## Short problem
Report every line below that holds the word "summary".
:: The data
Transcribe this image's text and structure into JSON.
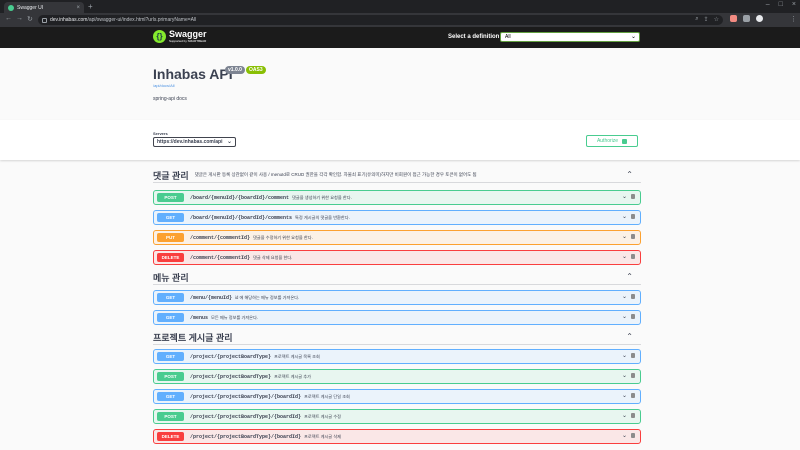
{
  "browser": {
    "tab_title": "Swagger UI",
    "url_host": "dev.inhabas.com",
    "url_path": "/api/swagger-ui/index.html?urls.primaryName=All"
  },
  "topbar": {
    "logo_text": "Swagger",
    "logo_sub": "Supported by SMARTBEAR",
    "definition_label": "Select a definition",
    "definition_value": "All"
  },
  "info": {
    "title": "Inhabas API",
    "version_badge": "v1.0.0",
    "oas_badge": "OAS3",
    "url": "/api/docs/All",
    "description": "spring-api docs"
  },
  "scheme": {
    "servers_label": "Servers",
    "server_value": "https://dev.inhabas.com/api",
    "authorize_label": "Authorize"
  },
  "sections": [
    {
      "name": "댓글 관리",
      "description": "댓글은 게시판 등록 상관없이 같이 사용 / menuId로 CRUD 권한을 각각 확인함. 자물쇠 표기(유의미)하지만 비회원이 접근 가능한 경우 토큰이 없어도 됨",
      "ops": [
        {
          "method": "POST",
          "path": "/board/{menuId}/{boardId}/comment",
          "summary": "댓글을 생성하기 위한 요청을 한다."
        },
        {
          "method": "GET",
          "path": "/board/{menuId}/{boardId}/comments",
          "summary": "특정 게시글의 댓글을 반환한다."
        },
        {
          "method": "PUT",
          "path": "/comment/{commentId}",
          "summary": "댓글을 수정하기 위한 요청을 한다."
        },
        {
          "method": "DELETE",
          "path": "/comment/{commentId}",
          "summary": "댓글 삭제 요청을 한다."
        }
      ]
    },
    {
      "name": "메뉴 관리",
      "description": "",
      "ops": [
        {
          "method": "GET",
          "path": "/menu/{menuId}",
          "summary": "id 에 해당하는 메뉴 정보를 가져온다."
        },
        {
          "method": "GET",
          "path": "/menus",
          "summary": "모든 메뉴 정보를 가져온다."
        }
      ]
    },
    {
      "name": "프로젝트 게시글 관리",
      "description": "",
      "ops": [
        {
          "method": "GET",
          "path": "/project/{projectBoardType}",
          "summary": "프로젝트 게시글 목록 조회"
        },
        {
          "method": "POST",
          "path": "/project/{projectBoardType}",
          "summary": "프로젝트 게시글 추가"
        },
        {
          "method": "GET",
          "path": "/project/{projectBoardType}/{boardId}",
          "summary": "프로젝트 게시글 단일 조회"
        },
        {
          "method": "POST",
          "path": "/project/{projectBoardType}/{boardId}",
          "summary": "프로젝트 게시글 수정"
        },
        {
          "method": "DELETE",
          "path": "/project/{projectBoardType}/{boardId}",
          "summary": "프로젝트 게시글 삭제"
        }
      ]
    }
  ],
  "colors": {
    "GET": "#61affe",
    "POST": "#49cc90",
    "PUT": "#fca130",
    "DELETE": "#f93e3e",
    "swagger_green": "#85ea2d",
    "topbar_bg": "#1b1b1b"
  }
}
::::
## Response to this task
          "summary": "댓글을 생성하기 위한 요청을 한다."
          "summary": "특정 게시글의 댓글을 반환한다."
          "summary": "댓글을 수정하기 위한 요청을 한다."
          "summary": "댓글 삭제 요청을 한다."
          "summary": "id 에 해당하는 메뉴 정보를 가져온다."
          "summary": "모든 메뉴 정보를 가져온다."
          "summary": "프로젝트 게시글 목록 조회"
          "summary": "프로젝트 게시글 추가"
          "summary": "프로젝트 게시글 단일 조회"
          "summary": "프로젝트 게시글 수정"
          "summary": "프로젝트 게시글 삭제"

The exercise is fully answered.